• [Given instruction] Write out the material again exactly, please, and omit the pictures.

------------------------

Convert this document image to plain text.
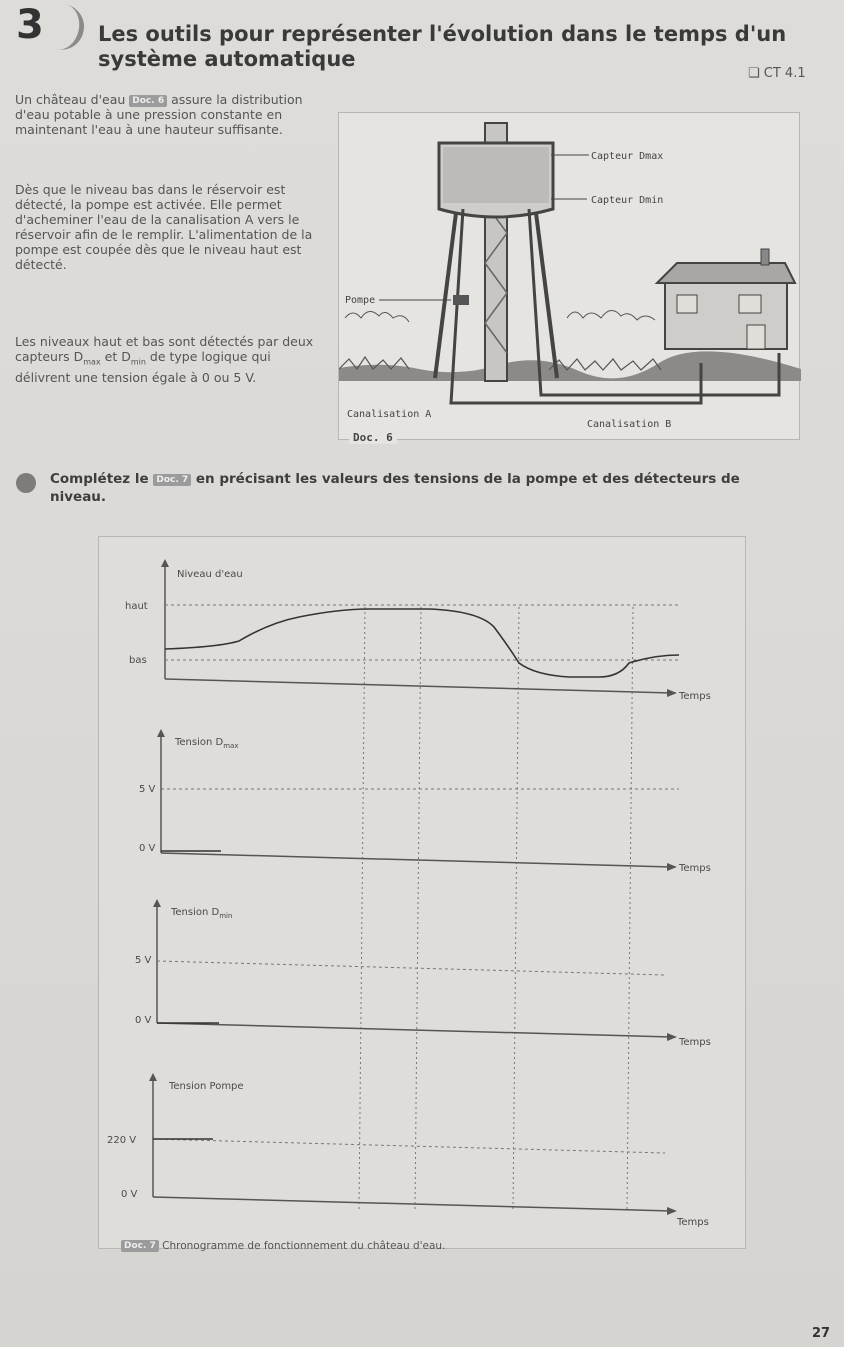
3	Les outils pour représenter l'évolution dans le temps d'un système automatique
❏ CT 4.1
Un château d'eau Doc. 6 assure la distribution d'eau potable à une pression constante en maintenant l'eau à une hauteur suffisante.
Dès que le niveau bas dans le réservoir est détecté, la pompe est activée. Elle permet d'acheminer l'eau de la canalisation A vers le réservoir afin de le remplir. L'alimentation de la pompe est coupée dès que le niveau haut est détecté.
Les niveaux haut et bas sont détectés par deux capteurs $D_{max}$ et $D_{min}$ de type logique qui délivrent une tension égale à 0 ou 5 V.
Capteur Dmax
Capteur Dmin
Pompe
Canalisation A
Canalisation B
Doc. 6
Complétez le Doc. 7 en précisant les valeurs des tensions de la pompe et des détecteurs de niveau.
Niveau d'eau
haut
bas
Temps
Tension $D_{max}$
5 V
0 V
Temps
Tension $D_{min}$
5 V
0 V
Temps
Tension Pompe
220 V
0 V
Temps
Doc. 7 Chronogramme de fonctionnement du château d'eau.
27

------------------------

• [Expected answer]
Convert this document image to plain text.
3	Les outils pour représenter l'évolution dans le temps d'un système automatique
❏ CT 4.1
Un château d'eau Doc. 6 assure la distribution d'eau potable à une pression constante en maintenant l'eau à une hauteur suffisante.
Dès que le niveau bas dans le réservoir est détecté, la pompe est activée. Elle permet d'acheminer l'eau de la canalisation A vers le réservoir afin de le remplir. L'alimentation de la pompe est coupée dès que le niveau haut est détecté.
Les niveaux haut et bas sont détectés par deux capteurs $D_{max}$ et $D_{min}$ de type logique qui délivrent une tension égale à 0 ou 5 V.
Capteur Dmax
Capteur Dmin
Pompe
Canalisation A
Canalisation B
Doc. 6
Complétez le Doc. 7 en précisant les valeurs des tensions de la pompe et des détecteurs de niveau.
Niveau d'eau
haut
bas
Temps
Tension $D_{max}$
5 V
0 V
Temps
Tension $D_{min}$
5 V
0 V
Temps
Tension Pompe
220 V
0 V
Temps
Doc. 7 Chronogramme de fonctionnement du château d'eau.
27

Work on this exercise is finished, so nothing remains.